> _EXERCISE DATA_:

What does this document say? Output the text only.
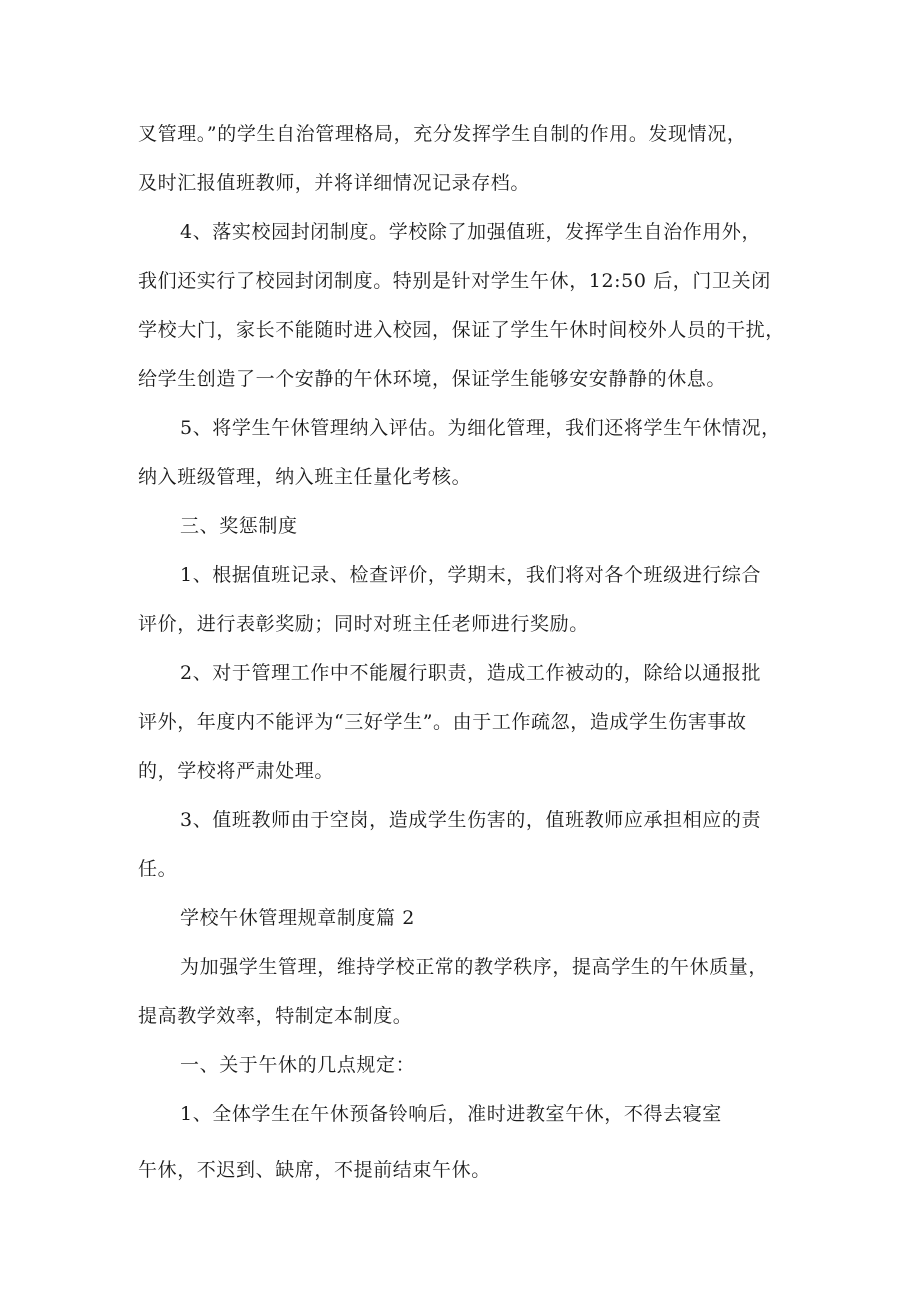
叉管理。”的学生自治管理格局，充分发挥学生自制的作用。发现情况，
及时汇报值班教师，并将详细情况记录存档。
4、落实校园封闭制度。学校除了加强值班，发挥学生自治作用外，
我们还实行了校园封闭制度。特别是针对学生午休，12:50 后，门卫关闭
学校大门，家长不能随时进入校园，保证了学生午休时间校外人员的干扰，
给学生创造了一个安静的午休环境，保证学生能够安安静静的休息。
5、将学生午休管理纳入评估。为细化管理，我们还将学生午休情况，
纳入班级管理，纳入班主任量化考核。
三、奖惩制度
1、根据值班记录、检查评价，学期末，我们将对各个班级进行综合
评价，进行表彰奖励；同时对班主任老师进行奖励。
2、对于管理工作中不能履行职责，造成工作被动的，除给以通报批
评外，年度内不能评为“三好学生”。由于工作疏忽，造成学生伤害事故
的，学校将严肃处理。
3、值班教师由于空岗，造成学生伤害的，值班教师应承担相应的责
任。
学校午休管理规章制度篇 2
为加强学生管理，维持学校正常的教学秩序，提高学生的午休质量，
提高教学效率，特制定本制度。
一、关于午休的几点规定：
1、全体学生在午休预备铃响后，准时进教室午休，不得去寝室
午休，不迟到、缺席，不提前结束午休。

> _YOUR INSTRUCTIONS_: Reproduce every line above as written, skipping pictures.

> _REPLY TO THE TASK_:
What does this document say? Output the text only.
叉管理。”的学生自治管理格局，充分发挥学生自制的作用。发现情况，
及时汇报值班教师，并将详细情况记录存档。
4、落实校园封闭制度。学校除了加强值班，发挥学生自治作用外，
我们还实行了校园封闭制度。特别是针对学生午休，12:50 后，门卫关闭
学校大门，家长不能随时进入校园，保证了学生午休时间校外人员的干扰，
给学生创造了一个安静的午休环境，保证学生能够安安静静的休息。
5、将学生午休管理纳入评估。为细化管理，我们还将学生午休情况，
纳入班级管理，纳入班主任量化考核。
三、奖惩制度
1、根据值班记录、检查评价，学期末，我们将对各个班级进行综合
评价，进行表彰奖励；同时对班主任老师进行奖励。
2、对于管理工作中不能履行职责，造成工作被动的，除给以通报批
评外，年度内不能评为“三好学生”。由于工作疏忽，造成学生伤害事故
的，学校将严肃处理。
3、值班教师由于空岗，造成学生伤害的，值班教师应承担相应的责
任。
学校午休管理规章制度篇 2
为加强学生管理，维持学校正常的教学秩序，提高学生的午休质量，
提高教学效率，特制定本制度。
一、关于午休的几点规定：
1、全体学生在午休预备铃响后，准时进教室午休，不得去寝室
午休，不迟到、缺席，不提前结束午休。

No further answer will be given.